#### DATA EXTRACT
=-=-=
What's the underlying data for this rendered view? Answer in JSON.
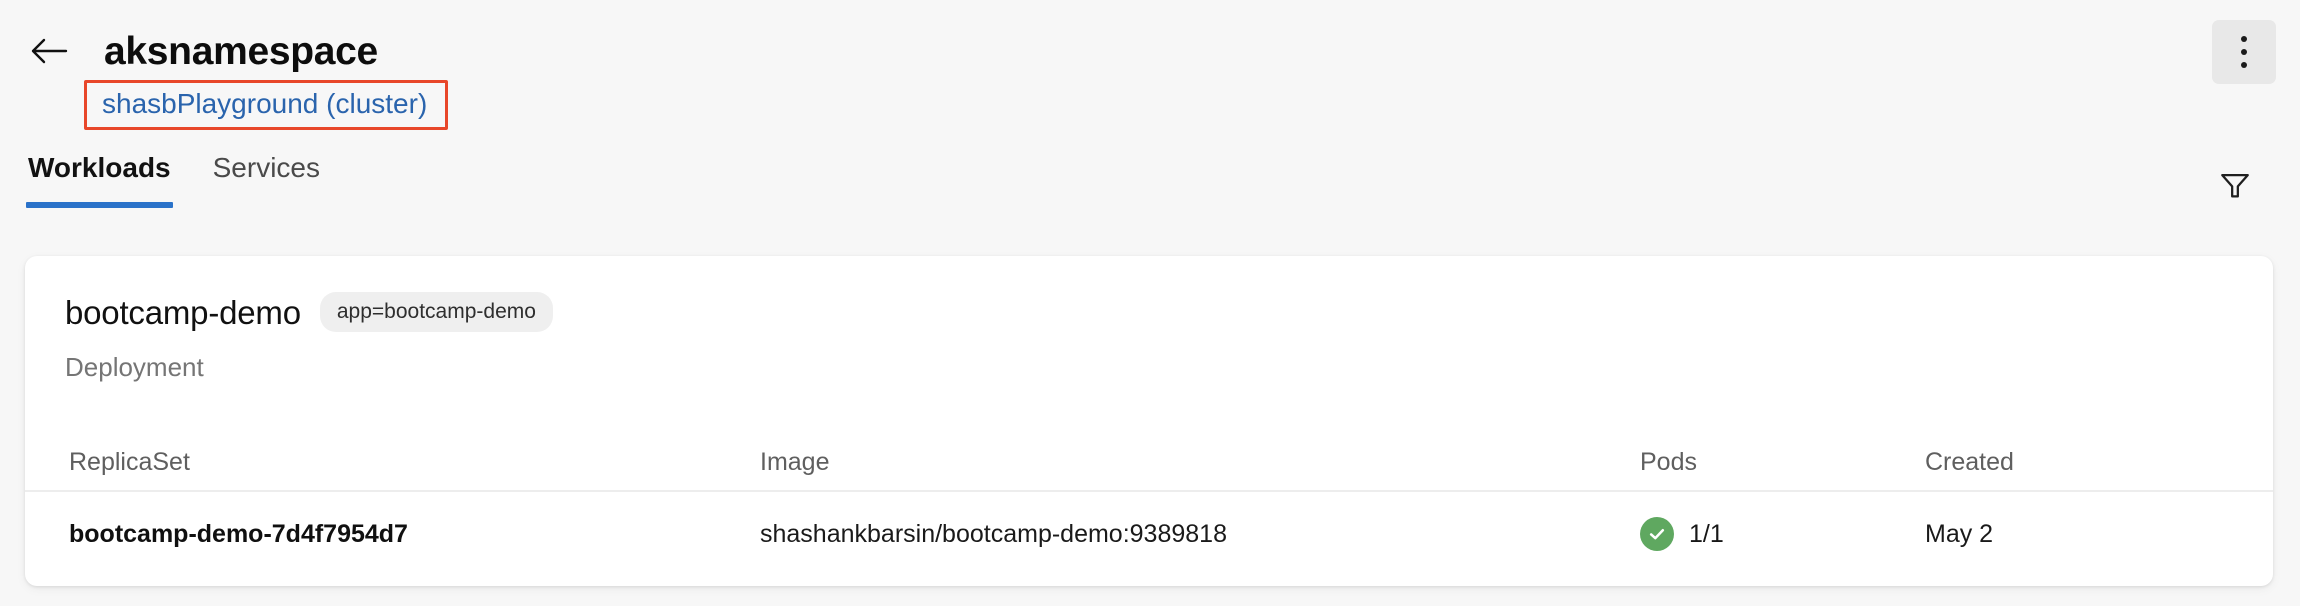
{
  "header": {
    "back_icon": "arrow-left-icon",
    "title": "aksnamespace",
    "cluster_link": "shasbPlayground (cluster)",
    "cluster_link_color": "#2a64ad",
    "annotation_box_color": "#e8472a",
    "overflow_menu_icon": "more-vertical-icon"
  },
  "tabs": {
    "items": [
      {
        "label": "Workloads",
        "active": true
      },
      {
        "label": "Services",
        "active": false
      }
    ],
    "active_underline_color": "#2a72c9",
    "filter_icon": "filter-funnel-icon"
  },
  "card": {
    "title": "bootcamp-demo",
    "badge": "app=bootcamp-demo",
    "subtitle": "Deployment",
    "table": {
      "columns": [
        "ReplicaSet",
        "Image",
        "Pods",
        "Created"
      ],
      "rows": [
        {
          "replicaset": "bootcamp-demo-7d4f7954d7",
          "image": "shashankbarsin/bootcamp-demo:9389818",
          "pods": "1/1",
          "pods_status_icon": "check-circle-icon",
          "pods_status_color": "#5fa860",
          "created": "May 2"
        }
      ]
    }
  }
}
=-=-=
#### WRITTEN EXERCISE
Transcribe the material exactly, keeping every word and none of the pictures.

#### SOLUTION TO THE EXERCISE
What's the underlying data for this rendered view? Answer in JSON.
{
  "header": {
    "back_icon": "arrow-left-icon",
    "title": "aksnamespace",
    "cluster_link": "shasbPlayground (cluster)",
    "cluster_link_color": "#2a64ad",
    "annotation_box_color": "#e8472a",
    "overflow_menu_icon": "more-vertical-icon"
  },
  "tabs": {
    "items": [
      {
        "label": "Workloads",
        "active": true
      },
      {
        "label": "Services",
        "active": false
      }
    ],
    "active_underline_color": "#2a72c9",
    "filter_icon": "filter-funnel-icon"
  },
  "card": {
    "title": "bootcamp-demo",
    "badge": "app=bootcamp-demo",
    "subtitle": "Deployment",
    "table": {
      "columns": [
        "ReplicaSet",
        "Image",
        "Pods",
        "Created"
      ],
      "rows": [
        {
          "replicaset": "bootcamp-demo-7d4f7954d7",
          "image": "shashankbarsin/bootcamp-demo:9389818",
          "pods": "1/1",
          "pods_status_icon": "check-circle-icon",
          "pods_status_color": "#5fa860",
          "created": "May 2"
        }
      ]
    }
  }
}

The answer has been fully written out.